#### Directions for this task:
Omit all pictures, then retype the data exactly as given.

#### Available records:
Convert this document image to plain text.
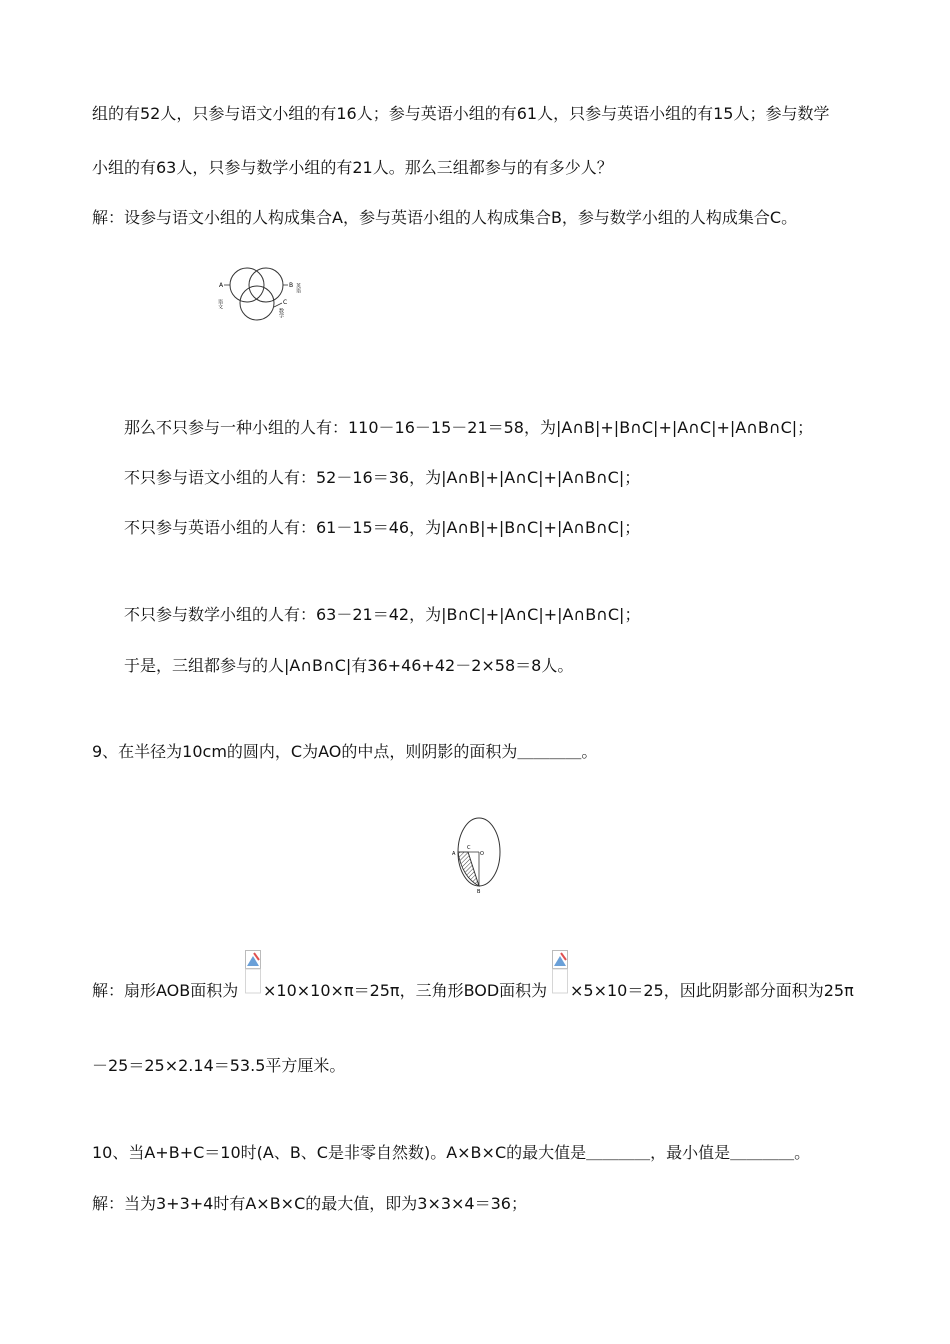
组的有52人，只参与语文小组的有16人；参与英语小组的有61人，只参与英语小组的有15人；参与数学
小组的有63人，只参与数学小组的有21人。那么三组都参与的有多少人？
解：设参与语文小组的人构成集合A，参与英语小组的人构成集合B，参与数学小组的人构成集合C。
A	B
C
语文
英语
数学
那么不只参与一种小组的人有：110－16－15－21＝58，为|A∩B|+|B∩C|+|A∩C|+|A∩B∩C|；
不只参与语文小组的人有：52－16＝36，为|A∩B|+|A∩C|+|A∩B∩C|；
不只参与英语小组的人有：61－15＝46，为|A∩B|+|B∩C|+|A∩B∩C|；
不只参与数学小组的人有：63－21＝42，为|B∩C|+|A∩C|+|A∩B∩C|；
于是，三组都参与的人|A∩B∩C|有36+46+42－2×58＝8人。
9、在半径为10cm的圆内，C为AO的中点，则阴影的面积为＿＿＿＿。
A
C
O
B
解：扇形AOB面积为 ×10×10×π＝25π，三角形BOD面积为 ×5×10＝25，因此阴影部分面积为25π
－25＝25×2.14＝53.5平方厘米。
10、当A+B+C＝10时(A、B、C是非零自然数)。A×B×C的最大值是＿＿＿＿，最小值是＿＿＿＿。
解：当为3+3+4时有A×B×C的最大值，即为3×3×4＝36；
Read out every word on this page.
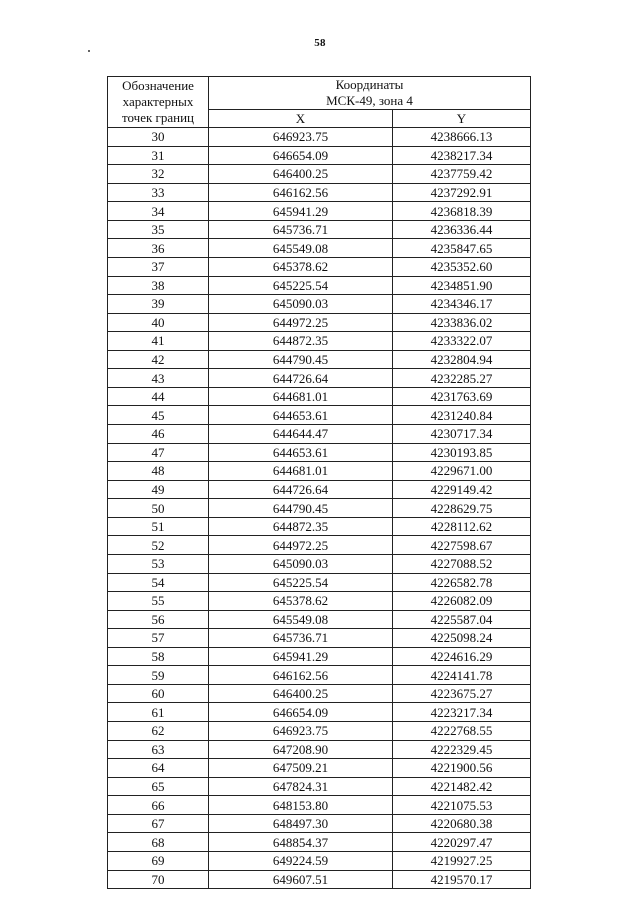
58
Обозначение
характерных
точек границ	Координаты
МСК-49, зона 4	
	X	Y
30	646923.75	4238666.13
31	646654.09	4238217.34
32	646400.25	4237759.42
33	646162.56	4237292.91
34	645941.29	4236818.39
35	645736.71	4236336.44
36	645549.08	4235847.65
37	645378.62	4235352.60
38	645225.54	4234851.90
39	645090.03	4234346.17
40	644972.25	4233836.02
41	644872.35	4233322.07
42	644790.45	4232804.94
43	644726.64	4232285.27
44	644681.01	4231763.69
45	644653.61	4231240.84
46	644644.47	4230717.34
47	644653.61	4230193.85
48	644681.01	4229671.00
49	644726.64	4229149.42
50	644790.45	4228629.75
51	644872.35	4228112.62
52	644972.25	4227598.67
53	645090.03	4227088.52
54	645225.54	4226582.78
55	645378.62	4226082.09
56	645549.08	4225587.04
57	645736.71	4225098.24
58	645941.29	4224616.29
59	646162.56	4224141.78
60	646400.25	4223675.27
61	646654.09	4223217.34
62	646923.75	4222768.55
63	647208.90	4222329.45
64	647509.21	4221900.56
65	647824.31	4221482.42
66	648153.80	4221075.53
67	648497.30	4220680.38
68	648854.37	4220297.47
69	649224.59	4219927.25
70	649607.51	4219570.17
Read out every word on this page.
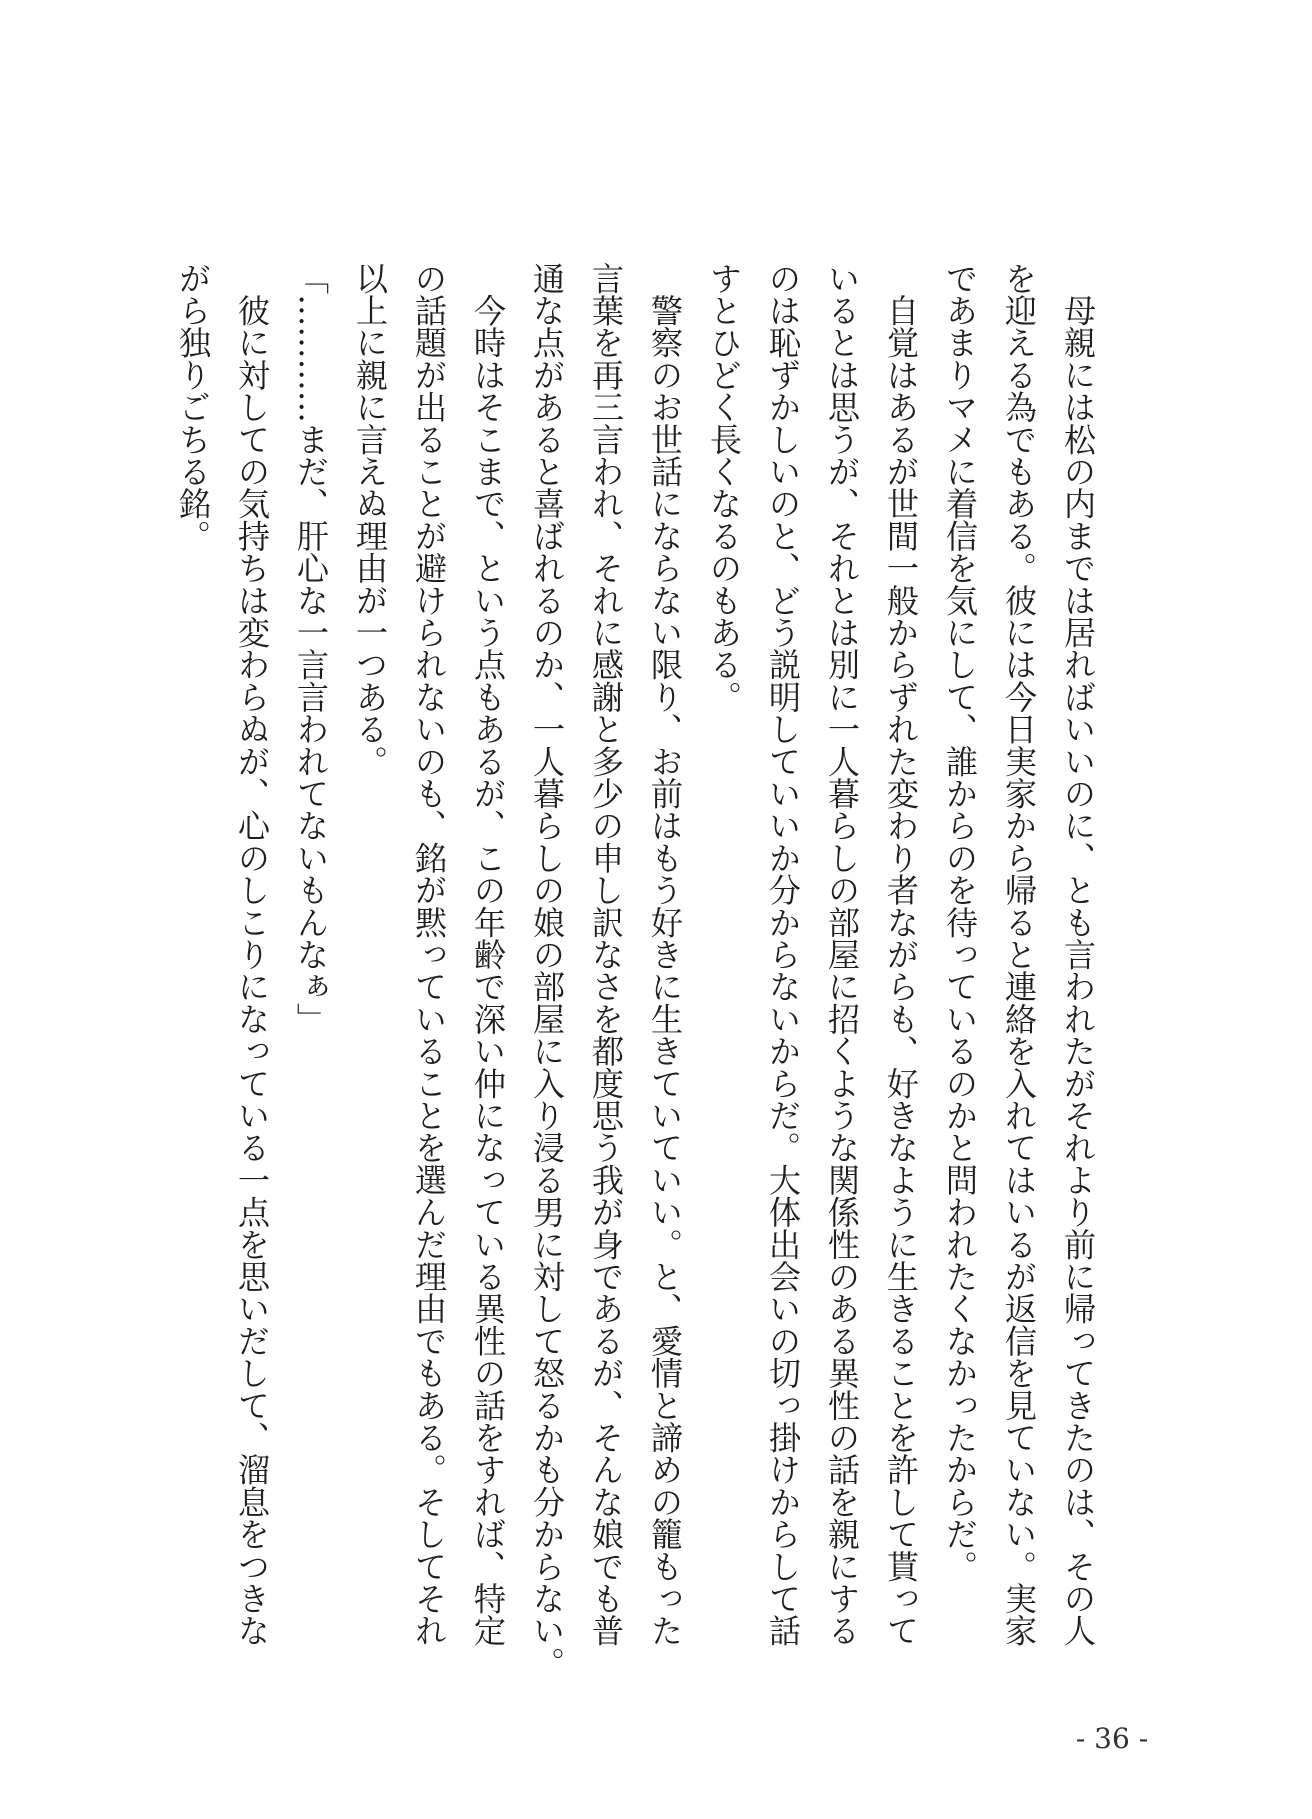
　母親には松の内までは居ればいいのに、とも言われたがそれより前に帰ってきたのは、その人
を迎える為でもある。彼には今日実家から帰ると連絡を入れてはいるが返信を見ていない。実家
であまりマメに着信を気にして、誰からのを待っているのかと問われたくなかったからだ。
　自覚はあるが世間一般からずれた変わり者ながらも、好きなように生きることを許して貰って
いるとは思うが、それとは別に一人暮らしの部屋に招くような関係性のある異性の話を親にする
のは恥ずかしいのと、どう説明していいか分からないからだ。大体出会いの切っ掛けからして話
すとひどく長くなるのもある。
　警察のお世話にならない限り、お前はもう好きに生きていていい。と、愛情と諦めの籠もった
言葉を再三言われ、それに感謝と多少の申し訳なさを都度思う我が身であるが、そんな娘でも普
通な点があると喜ばれるのか、一人暮らしの娘の部屋に入り浸る男に対して怒るかも分からない。
　今時はそこまで、という点もあるが、この年齢で深い仲になっている異性の話をすれば、特定
の話題が出ることが避けられないのも、銘が黙っていることを選んだ理由でもある。そしてそれ
以上に親に言えぬ理由が一つある。
「…………まだ、肝心な一言言われてないもんなぁ」
　彼に対しての気持ちは変わらぬが、心のしこりになっている一点を思いだして、溜息をつきな
がら独りごちる銘。
- 36 -
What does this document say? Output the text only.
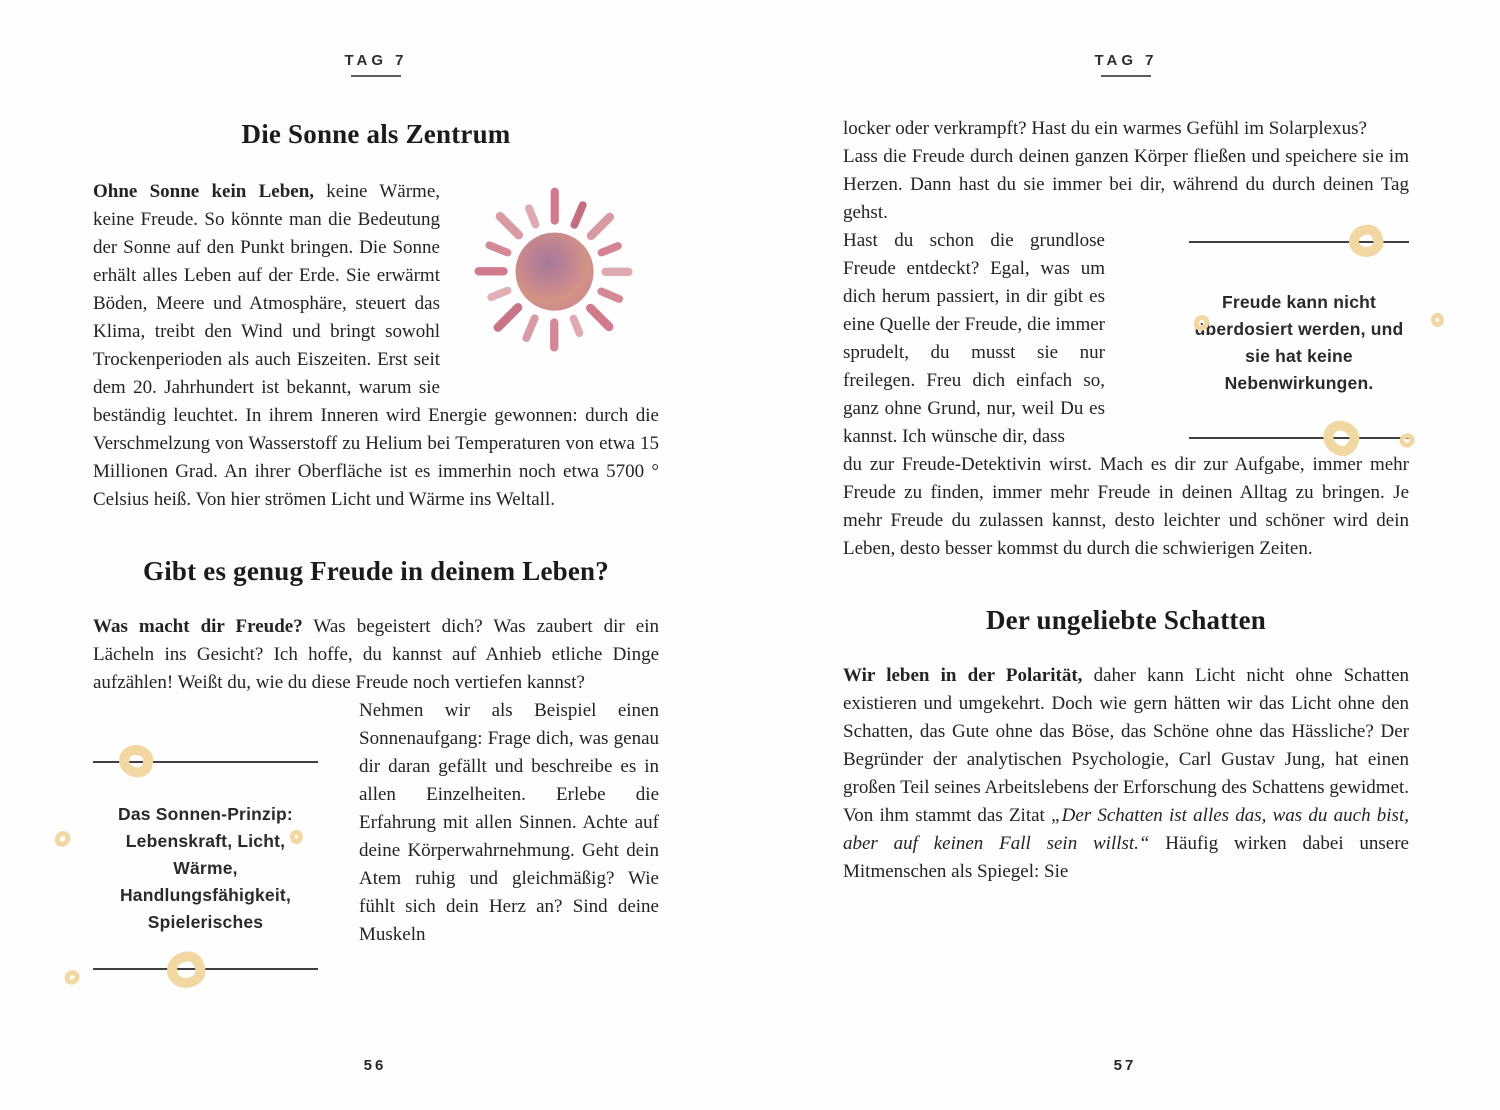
TAG 7
Die Sonne als Zentrum
Ohne Sonne kein Leben, keine Wärme, keine Freude. So könnte man die Bedeutung der Sonne auf den Punkt bringen. Die Sonne erhält alles Leben auf der Erde. Sie erwärmt Böden, Meere und Atmosphäre, steuert das Klima, treibt den Wind und bringt sowohl Trockenperioden als auch Eiszeiten. Erst seit dem 20. Jahrhundert ist bekannt, warum sie beständig leuchtet. In ihrem Inneren wird Energie gewonnen: durch die Verschmelzung von Wasserstoff zu Helium bei Temperaturen von etwa 15 Millionen Grad. An ihrer Oberfläche ist es immerhin noch etwa 5700 ° Celsius heiß. Von hier strömen Licht und Wärme ins Weltall.
Gibt es genug Freude in deinem Leben?
Was macht dir Freude? Was begeistert dich? Was zaubert dir ein Lächeln ins Gesicht? Ich hoffe, du kannst auf Anhieb etliche Dinge aufzählen! Weißt du, wie du diese Freude noch vertiefen kannst?
Das Sonnen-Prinzip: Lebenskraft, Licht, Wärme, Handlungsfähigkeit, Spielerisches
Nehmen wir als Beispiel einen Sonnenaufgang: Frage dich, was genau dir daran gefällt und beschreibe es in allen Einzelheiten. Erlebe die Erfahrung mit allen Sinnen. Achte auf deine Körperwahrnehmung. Geht dein Atem ruhig und gleichmäßig? Wie fühlt sich dein Herz an? Sind deine Muskeln
56
TAG 7
locker oder verkrampft? Hast du ein warmes Gefühl im Solarplexus?
Lass die Freude durch deinen ganzen Körper fließen und speichere sie im Herzen. Dann hast du sie immer bei dir, während du durch deinen Tag gehst.
Hast du schon die grundlose Freude entdeckt? Egal, was um dich herum passiert, in dir gibt es eine Quelle der Freude, die immer sprudelt, du musst sie nur freilegen. Freu dich einfach so, ganz ohne Grund, nur, weil Du es kannst. Ich wünsche dir, dass
Freude kann nicht überdosiert werden, und sie hat keine Nebenwirkungen.
du zur Freude-Detektivin wirst. Mach es dir zur Aufgabe, immer mehr Freude zu finden, immer mehr Freude in deinen Alltag zu bringen. Je mehr Freude du zulassen kannst, desto leichter und schöner wird dein Leben, desto besser kommst du durch die schwierigen Zeiten.
Der ungeliebte Schatten
Wir leben in der Polarität, daher kann Licht nicht ohne Schatten existieren und umgekehrt. Doch wie gern hätten wir das Licht ohne den Schatten, das Gute ohne das Böse, das Schöne ohne das Hässliche? Der Begründer der analytischen Psychologie, Carl Gustav Jung, hat einen großen Teil seines Arbeitslebens der Erforschung des Schattens gewidmet. Von ihm stammt das Zitat „Der Schatten ist alles das, was du auch bist, aber auf keinen Fall sein willst.“ Häufig wirken dabei unsere Mitmenschen als Spiegel: Sie
57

#### Complete response:
Convert this document image to plain text.
组的有52人，只参与语文小组的有16人；参与英语小组的有61人，只参与英语小组的有15人；参与数学
小组的有63人，只参与数学小组的有21人。那么三组都参与的有多少人？
解：设参与语文小组的人构成集合A，参与英语小组的人构成集合B，参与数学小组的人构成集合C。
A	B
C
语文
英语
数学
那么不只参与一种小组的人有：110－16－15－21＝58，为|A∩B|+|B∩C|+|A∩C|+|A∩B∩C|；
不只参与语文小组的人有：52－16＝36，为|A∩B|+|A∩C|+|A∩B∩C|；
不只参与英语小组的人有：61－15＝46，为|A∩B|+|B∩C|+|A∩B∩C|；
不只参与数学小组的人有：63－21＝42，为|B∩C|+|A∩C|+|A∩B∩C|；
于是，三组都参与的人|A∩B∩C|有36+46+42－2×58＝8人。
9、在半径为10cm的圆内，C为AO的中点，则阴影的面积为＿＿＿＿。
A
C
O
B
解：扇形AOB面积为 ×10×10×π＝25π，三角形BOD面积为 ×5×10＝25，因此阴影部分面积为25π
－25＝25×2.14＝53.5平方厘米。
10、当A+B+C＝10时(A、B、C是非零自然数)。A×B×C的最大值是＿＿＿＿，最小值是＿＿＿＿。
解：当为3+3+4时有A×B×C的最大值，即为3×3×4＝36；
Read out every word on this page.
58
Обозначение
характерных
точек границ	Координаты
МСК-49, зона 4	
	X	Y
30	646923.75	4238666.13
31	646654.09	4238217.34
32	646400.25	4237759.42
33	646162.56	4237292.91
34	645941.29	4236818.39
35	645736.71	4236336.44
36	645549.08	4235847.65
37	645378.62	4235352.60
38	645225.54	4234851.90
39	645090.03	4234346.17
40	644972.25	4233836.02
41	644872.35	4233322.07
42	644790.45	4232804.94
43	644726.64	4232285.27
44	644681.01	4231763.69
45	644653.61	4231240.84
46	644644.47	4230717.34
47	644653.61	4230193.85
48	644681.01	4229671.00
49	644726.64	4229149.42
50	644790.45	4228629.75
51	644872.35	4228112.62
52	644972.25	4227598.67
53	645090.03	4227088.52
54	645225.54	4226582.78
55	645378.62	4226082.09
56	645549.08	4225587.04
57	645736.71	4225098.24
58	645941.29	4224616.29
59	646162.56	4224141.78
60	646400.25	4223675.27
61	646654.09	4223217.34
62	646923.75	4222768.55
63	647208.90	4222329.45
64	647509.21	4221900.56
65	647824.31	4221482.42
66	648153.80	4221075.53
67	648497.30	4220680.38
68	648854.37	4220297.47
69	649224.59	4219927.25
70	649607.51	4219570.17
Read out every word on this page.
　母親には松の内までは居ればいいのに、とも言われたがそれより前に帰ってきたのは、その人
を迎える為でもある。彼には今日実家から帰ると連絡を入れてはいるが返信を見ていない。実家
であまりマメに着信を気にして、誰からのを待っているのかと問われたくなかったからだ。
　自覚はあるが世間一般からずれた変わり者ながらも、好きなように生きることを許して貰って
いるとは思うが、それとは別に一人暮らしの部屋に招くような関係性のある異性の話を親にする
のは恥ずかしいのと、どう説明していいか分からないからだ。大体出会いの切っ掛けからして話
すとひどく長くなるのもある。
　警察のお世話にならない限り、お前はもう好きに生きていていい。と、愛情と諦めの籠もった
言葉を再三言われ、それに感謝と多少の申し訳なさを都度思う我が身であるが、そんな娘でも普
通な点があると喜ばれるのか、一人暮らしの娘の部屋に入り浸る男に対して怒るかも分からない。
　今時はそこまで、という点もあるが、この年齢で深い仲になっている異性の話をすれば、特定
の話題が出ることが避けられないのも、銘が黙っていることを選んだ理由でもある。そしてそれ
以上に親に言えぬ理由が一つある。
「…………まだ、肝心な一言言われてないもんなぁ」
　彼に対しての気持ちは変わらぬが、心のしこりになっている一点を思いだして、溜息をつきな
がら独りごちる銘。
- 36 -
What does this document say? Output the text only.
TAG 7
Die Sonne als Zentrum
Ohne Sonne kein Leben, keine Wärme, keine Freude. So könnte man die Bedeutung der Sonne auf den Punkt bringen. Die Sonne erhält alles Leben auf der Erde. Sie erwärmt Böden, Meere und Atmosphäre, steuert das Klima, treibt den Wind und bringt sowohl Trockenperioden als auch Eiszeiten. Erst seit dem 20. Jahrhundert ist bekannt, warum sie beständig leuchtet. In ihrem Inneren wird Energie gewonnen: durch die Verschmelzung von Wasserstoff zu Helium bei Temperaturen von etwa 15 Millionen Grad. An ihrer Oberfläche ist es immerhin noch etwa 5700 ° Celsius heiß. Von hier strömen Licht und Wärme ins Weltall.
Gibt es genug Freude in deinem Leben?
Was macht dir Freude? Was begeistert dich? Was zaubert dir ein Lächeln ins Gesicht? Ich hoffe, du kannst auf Anhieb etliche Dinge aufzählen! Weißt du, wie du diese Freude noch vertiefen kannst?
Das Sonnen-Prinzip: Lebenskraft, Licht, Wärme, Handlungsfähigkeit, Spielerisches
Nehmen wir als Beispiel einen Sonnenaufgang: Frage dich, was genau dir daran gefällt und beschreibe es in allen Einzelheiten. Erlebe die Erfahrung mit allen Sinnen. Achte auf deine Körperwahrnehmung. Geht dein Atem ruhig und gleichmäßig? Wie fühlt sich dein Herz an? Sind deine Muskeln
56
TAG 7
locker oder verkrampft? Hast du ein warmes Gefühl im Solarplexus?
Lass die Freude durch deinen ganzen Körper fließen und speichere sie im Herzen. Dann hast du sie immer bei dir, während du durch deinen Tag gehst.
Hast du schon die grundlose Freude entdeckt? Egal, was um dich herum passiert, in dir gibt es eine Quelle der Freude, die immer sprudelt, du musst sie nur freilegen. Freu dich einfach so, ganz ohne Grund, nur, weil Du es kannst. Ich wünsche dir, dass
Freude kann nicht überdosiert werden, und sie hat keine Nebenwirkungen.
du zur Freude-Detektivin wirst. Mach es dir zur Aufgabe, immer mehr Freude zu finden, immer mehr Freude in deinen Alltag zu bringen. Je mehr Freude du zulassen kannst, desto leichter und schöner wird dein Leben, desto besser kommst du durch die schwierigen Zeiten.
Der ungeliebte Schatten
Wir leben in der Polarität, daher kann Licht nicht ohne Schatten existieren und umgekehrt. Doch wie gern hätten wir das Licht ohne den Schatten, das Gute ohne das Böse, das Schöne ohne das Hässliche? Der Begründer der analytischen Psychologie, Carl Gustav Jung, hat einen großen Teil seines Arbeitslebens der Erforschung des Schattens gewidmet. Von ihm stammt das Zitat „Der Schatten ist alles das, was du auch bist, aber auf keinen Fall sein willst.“ Häufig wirken dabei unsere Mitmenschen als Spiegel: Sie
57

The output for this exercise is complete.